▶ **Your objective**: Leaving out every picture, quote the data below exactly as it appears.

▶ **Record set**:
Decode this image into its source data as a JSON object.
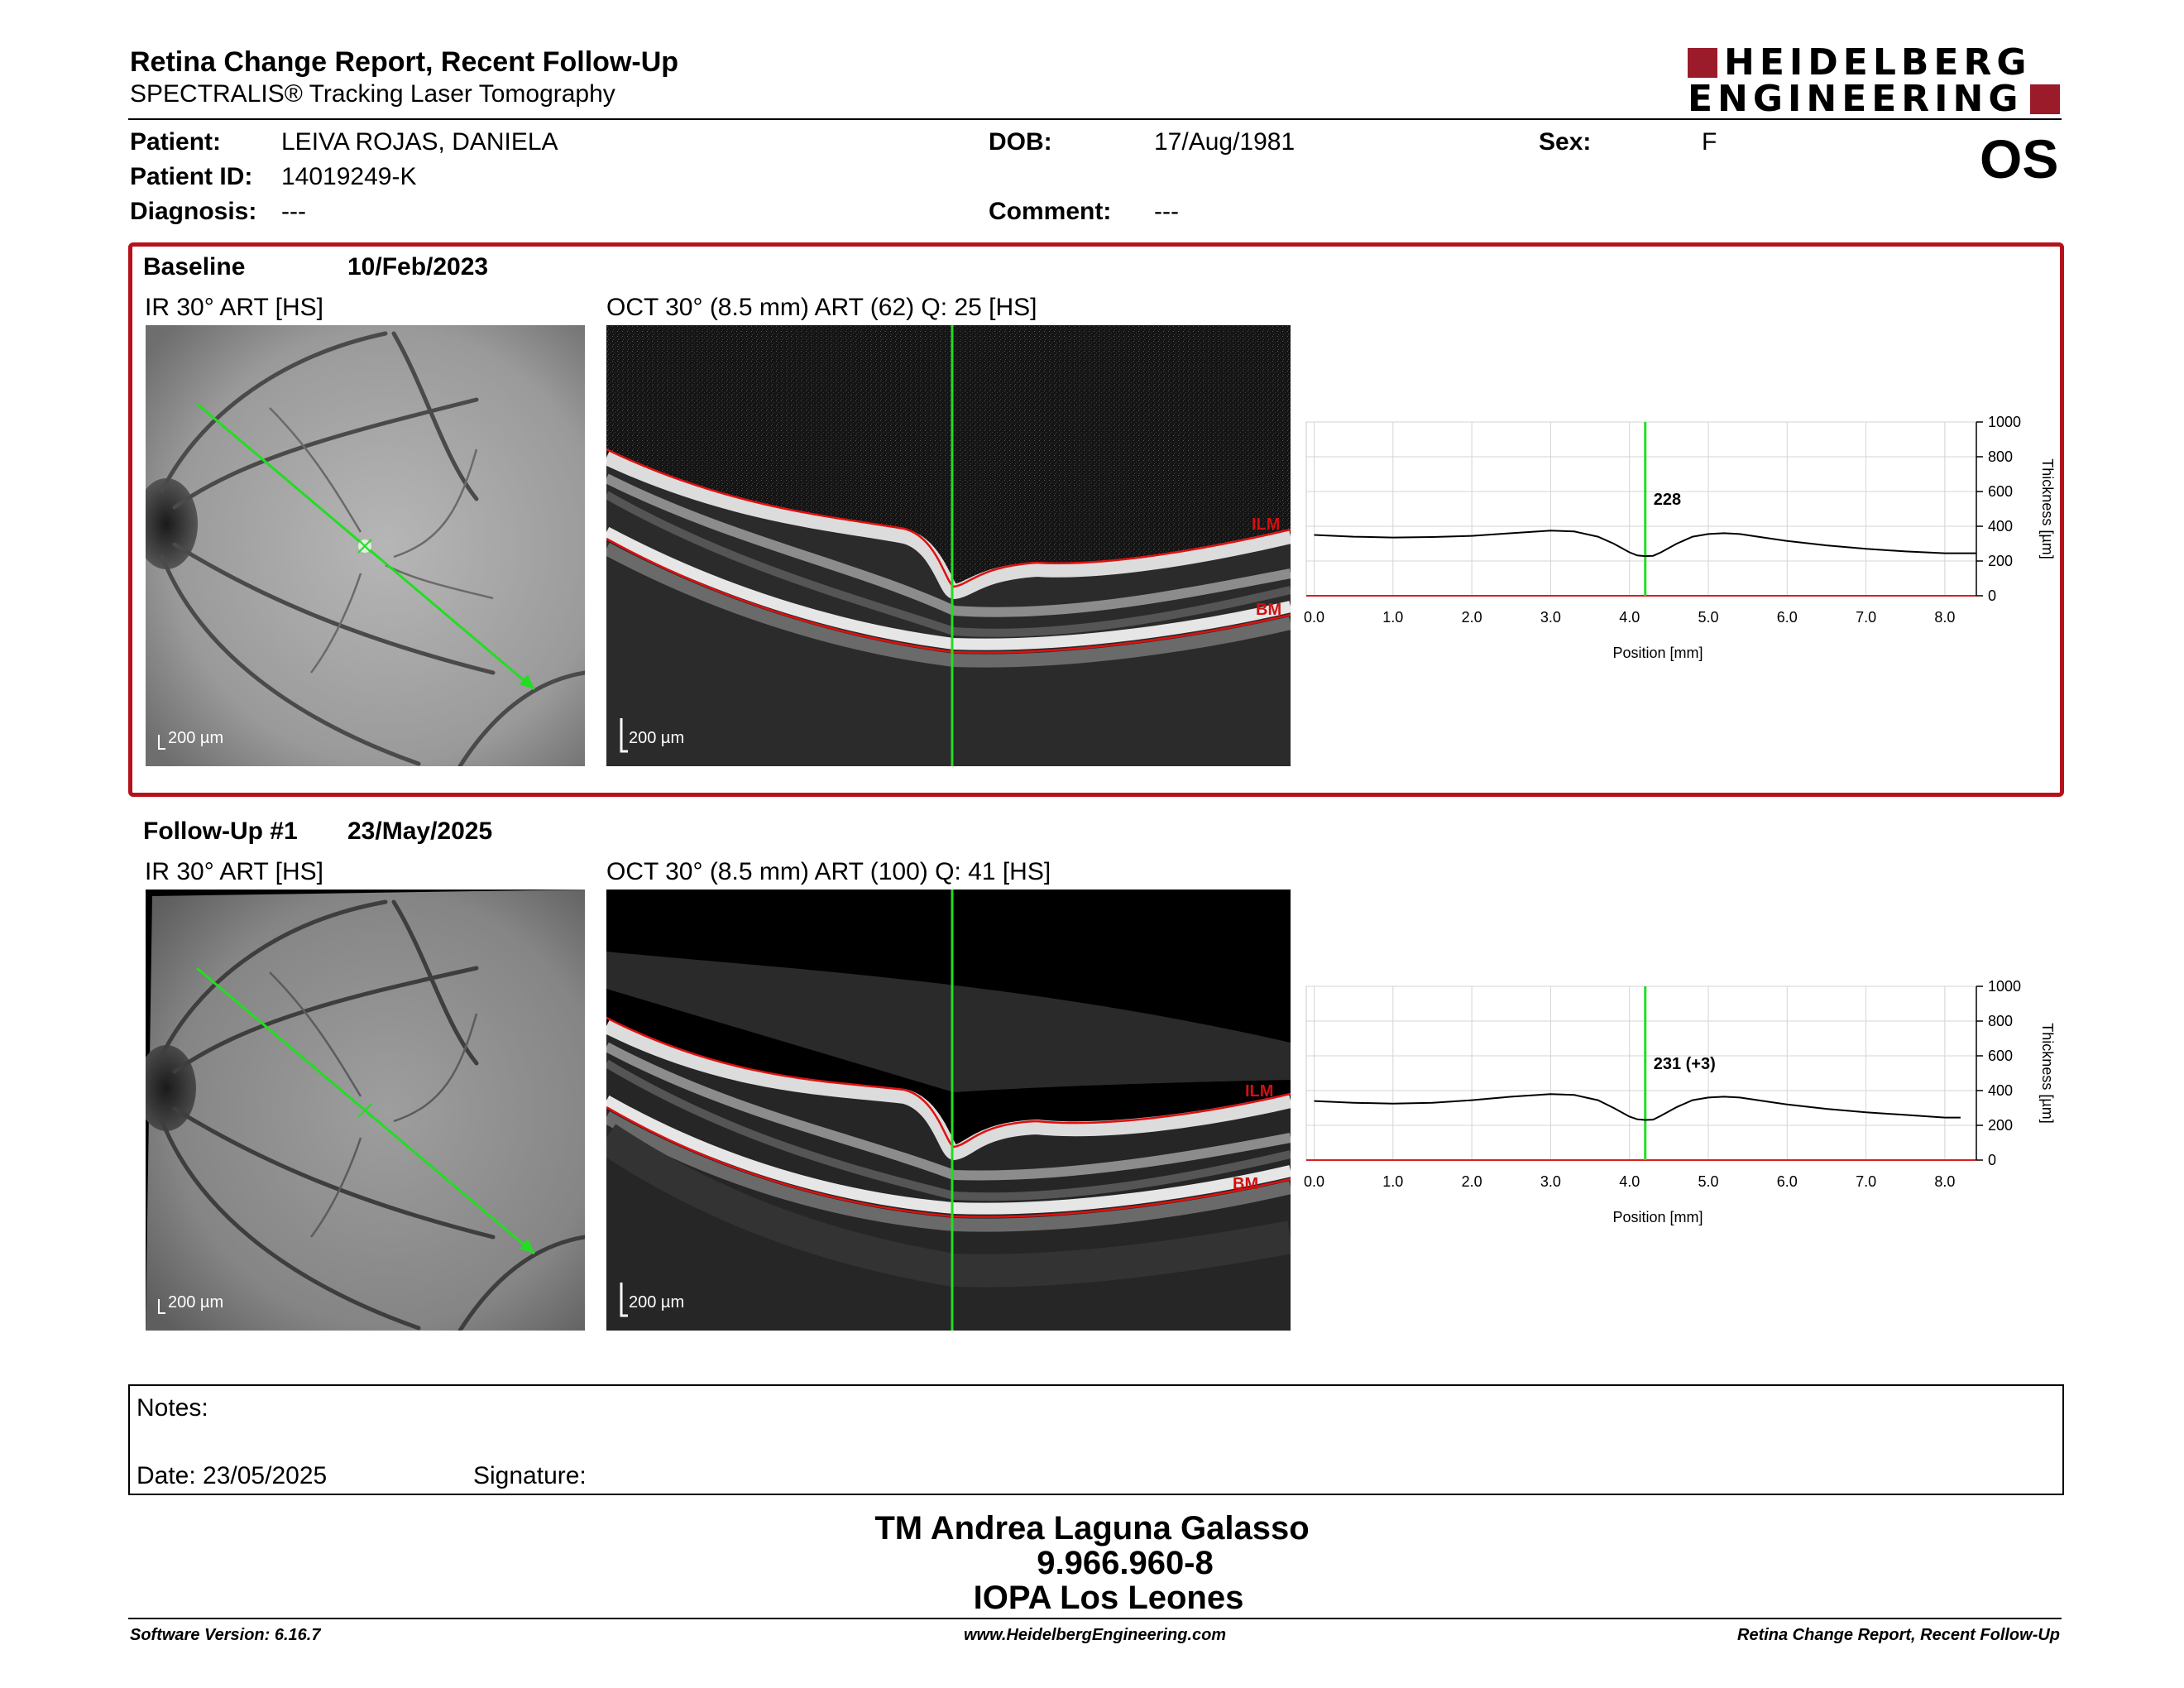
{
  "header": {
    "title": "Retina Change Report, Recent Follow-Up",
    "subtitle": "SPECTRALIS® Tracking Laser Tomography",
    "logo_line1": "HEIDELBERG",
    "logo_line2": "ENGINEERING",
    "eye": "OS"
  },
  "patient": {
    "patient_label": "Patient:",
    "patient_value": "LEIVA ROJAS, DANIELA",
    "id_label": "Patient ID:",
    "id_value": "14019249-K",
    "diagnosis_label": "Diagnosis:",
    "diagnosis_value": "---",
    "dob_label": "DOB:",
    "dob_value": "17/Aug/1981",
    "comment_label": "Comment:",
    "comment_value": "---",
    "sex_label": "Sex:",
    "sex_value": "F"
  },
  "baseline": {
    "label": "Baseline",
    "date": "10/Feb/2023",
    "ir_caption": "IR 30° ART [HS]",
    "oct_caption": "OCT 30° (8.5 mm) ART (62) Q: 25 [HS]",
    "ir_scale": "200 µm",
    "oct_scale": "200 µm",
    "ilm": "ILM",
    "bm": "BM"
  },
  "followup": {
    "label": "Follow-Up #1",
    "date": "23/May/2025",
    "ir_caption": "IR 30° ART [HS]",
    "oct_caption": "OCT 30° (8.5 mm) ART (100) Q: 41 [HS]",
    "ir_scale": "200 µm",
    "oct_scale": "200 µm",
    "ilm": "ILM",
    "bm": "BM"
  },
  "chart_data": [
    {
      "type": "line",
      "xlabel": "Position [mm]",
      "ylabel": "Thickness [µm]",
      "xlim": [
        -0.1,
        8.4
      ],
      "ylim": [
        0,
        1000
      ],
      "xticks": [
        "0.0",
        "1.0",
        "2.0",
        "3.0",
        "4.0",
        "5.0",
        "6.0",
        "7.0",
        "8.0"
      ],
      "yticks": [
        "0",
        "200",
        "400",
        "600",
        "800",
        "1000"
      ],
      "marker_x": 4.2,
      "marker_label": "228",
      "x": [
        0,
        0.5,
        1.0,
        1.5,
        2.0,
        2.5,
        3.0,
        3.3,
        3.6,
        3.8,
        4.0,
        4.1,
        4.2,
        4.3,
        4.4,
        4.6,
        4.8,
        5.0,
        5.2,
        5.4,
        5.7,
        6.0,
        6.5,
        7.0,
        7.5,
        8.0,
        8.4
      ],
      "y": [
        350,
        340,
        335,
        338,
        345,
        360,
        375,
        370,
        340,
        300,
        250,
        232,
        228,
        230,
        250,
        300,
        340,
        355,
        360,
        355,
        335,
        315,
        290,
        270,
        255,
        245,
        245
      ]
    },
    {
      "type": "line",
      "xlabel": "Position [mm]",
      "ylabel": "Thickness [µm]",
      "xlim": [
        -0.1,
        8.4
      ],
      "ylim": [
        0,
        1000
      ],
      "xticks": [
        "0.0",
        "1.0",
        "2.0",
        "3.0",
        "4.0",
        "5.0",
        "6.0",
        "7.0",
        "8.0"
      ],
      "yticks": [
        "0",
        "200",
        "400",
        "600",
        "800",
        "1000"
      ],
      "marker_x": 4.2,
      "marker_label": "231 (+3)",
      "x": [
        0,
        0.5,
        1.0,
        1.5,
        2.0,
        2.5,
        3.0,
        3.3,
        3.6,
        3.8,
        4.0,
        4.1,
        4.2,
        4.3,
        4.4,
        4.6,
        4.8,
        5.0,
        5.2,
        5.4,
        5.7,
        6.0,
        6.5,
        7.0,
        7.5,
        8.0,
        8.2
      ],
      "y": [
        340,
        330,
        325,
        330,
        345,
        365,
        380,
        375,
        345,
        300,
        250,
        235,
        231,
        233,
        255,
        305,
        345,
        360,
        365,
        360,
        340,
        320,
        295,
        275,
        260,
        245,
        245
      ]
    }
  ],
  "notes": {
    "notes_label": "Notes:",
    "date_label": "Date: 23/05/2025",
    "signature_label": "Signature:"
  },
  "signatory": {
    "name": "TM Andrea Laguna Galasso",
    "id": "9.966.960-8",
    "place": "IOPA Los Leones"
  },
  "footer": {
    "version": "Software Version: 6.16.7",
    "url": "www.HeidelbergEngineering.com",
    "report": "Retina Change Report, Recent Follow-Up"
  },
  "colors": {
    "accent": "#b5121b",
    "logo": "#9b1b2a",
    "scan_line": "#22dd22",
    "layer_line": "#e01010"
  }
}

▶ **Exercise solution**:
Decode this image into its source data as a JSON object.
{
  "header": {
    "title": "Retina Change Report, Recent Follow-Up",
    "subtitle": "SPECTRALIS® Tracking Laser Tomography",
    "logo_line1": "HEIDELBERG",
    "logo_line2": "ENGINEERING",
    "eye": "OS"
  },
  "patient": {
    "patient_label": "Patient:",
    "patient_value": "LEIVA ROJAS, DANIELA",
    "id_label": "Patient ID:",
    "id_value": "14019249-K",
    "diagnosis_label": "Diagnosis:",
    "diagnosis_value": "---",
    "dob_label": "DOB:",
    "dob_value": "17/Aug/1981",
    "comment_label": "Comment:",
    "comment_value": "---",
    "sex_label": "Sex:",
    "sex_value": "F"
  },
  "baseline": {
    "label": "Baseline",
    "date": "10/Feb/2023",
    "ir_caption": "IR 30° ART [HS]",
    "oct_caption": "OCT 30° (8.5 mm) ART (62) Q: 25 [HS]",
    "ir_scale": "200 µm",
    "oct_scale": "200 µm",
    "ilm": "ILM",
    "bm": "BM"
  },
  "followup": {
    "label": "Follow-Up #1",
    "date": "23/May/2025",
    "ir_caption": "IR 30° ART [HS]",
    "oct_caption": "OCT 30° (8.5 mm) ART (100) Q: 41 [HS]",
    "ir_scale": "200 µm",
    "oct_scale": "200 µm",
    "ilm": "ILM",
    "bm": "BM"
  },
  "chart_data": [
    {
      "type": "line",
      "xlabel": "Position [mm]",
      "ylabel": "Thickness [µm]",
      "xlim": [
        -0.1,
        8.4
      ],
      "ylim": [
        0,
        1000
      ],
      "xticks": [
        "0.0",
        "1.0",
        "2.0",
        "3.0",
        "4.0",
        "5.0",
        "6.0",
        "7.0",
        "8.0"
      ],
      "yticks": [
        "0",
        "200",
        "400",
        "600",
        "800",
        "1000"
      ],
      "marker_x": 4.2,
      "marker_label": "228",
      "x": [
        0,
        0.5,
        1.0,
        1.5,
        2.0,
        2.5,
        3.0,
        3.3,
        3.6,
        3.8,
        4.0,
        4.1,
        4.2,
        4.3,
        4.4,
        4.6,
        4.8,
        5.0,
        5.2,
        5.4,
        5.7,
        6.0,
        6.5,
        7.0,
        7.5,
        8.0,
        8.4
      ],
      "y": [
        350,
        340,
        335,
        338,
        345,
        360,
        375,
        370,
        340,
        300,
        250,
        232,
        228,
        230,
        250,
        300,
        340,
        355,
        360,
        355,
        335,
        315,
        290,
        270,
        255,
        245,
        245
      ]
    },
    {
      "type": "line",
      "xlabel": "Position [mm]",
      "ylabel": "Thickness [µm]",
      "xlim": [
        -0.1,
        8.4
      ],
      "ylim": [
        0,
        1000
      ],
      "xticks": [
        "0.0",
        "1.0",
        "2.0",
        "3.0",
        "4.0",
        "5.0",
        "6.0",
        "7.0",
        "8.0"
      ],
      "yticks": [
        "0",
        "200",
        "400",
        "600",
        "800",
        "1000"
      ],
      "marker_x": 4.2,
      "marker_label": "231 (+3)",
      "x": [
        0,
        0.5,
        1.0,
        1.5,
        2.0,
        2.5,
        3.0,
        3.3,
        3.6,
        3.8,
        4.0,
        4.1,
        4.2,
        4.3,
        4.4,
        4.6,
        4.8,
        5.0,
        5.2,
        5.4,
        5.7,
        6.0,
        6.5,
        7.0,
        7.5,
        8.0,
        8.2
      ],
      "y": [
        340,
        330,
        325,
        330,
        345,
        365,
        380,
        375,
        345,
        300,
        250,
        235,
        231,
        233,
        255,
        305,
        345,
        360,
        365,
        360,
        340,
        320,
        295,
        275,
        260,
        245,
        245
      ]
    }
  ],
  "notes": {
    "notes_label": "Notes:",
    "date_label": "Date: 23/05/2025",
    "signature_label": "Signature:"
  },
  "signatory": {
    "name": "TM Andrea Laguna Galasso",
    "id": "9.966.960-8",
    "place": "IOPA Los Leones"
  },
  "footer": {
    "version": "Software Version: 6.16.7",
    "url": "www.HeidelbergEngineering.com",
    "report": "Retina Change Report, Recent Follow-Up"
  },
  "colors": {
    "accent": "#b5121b",
    "logo": "#9b1b2a",
    "scan_line": "#22dd22",
    "layer_line": "#e01010"
  }
}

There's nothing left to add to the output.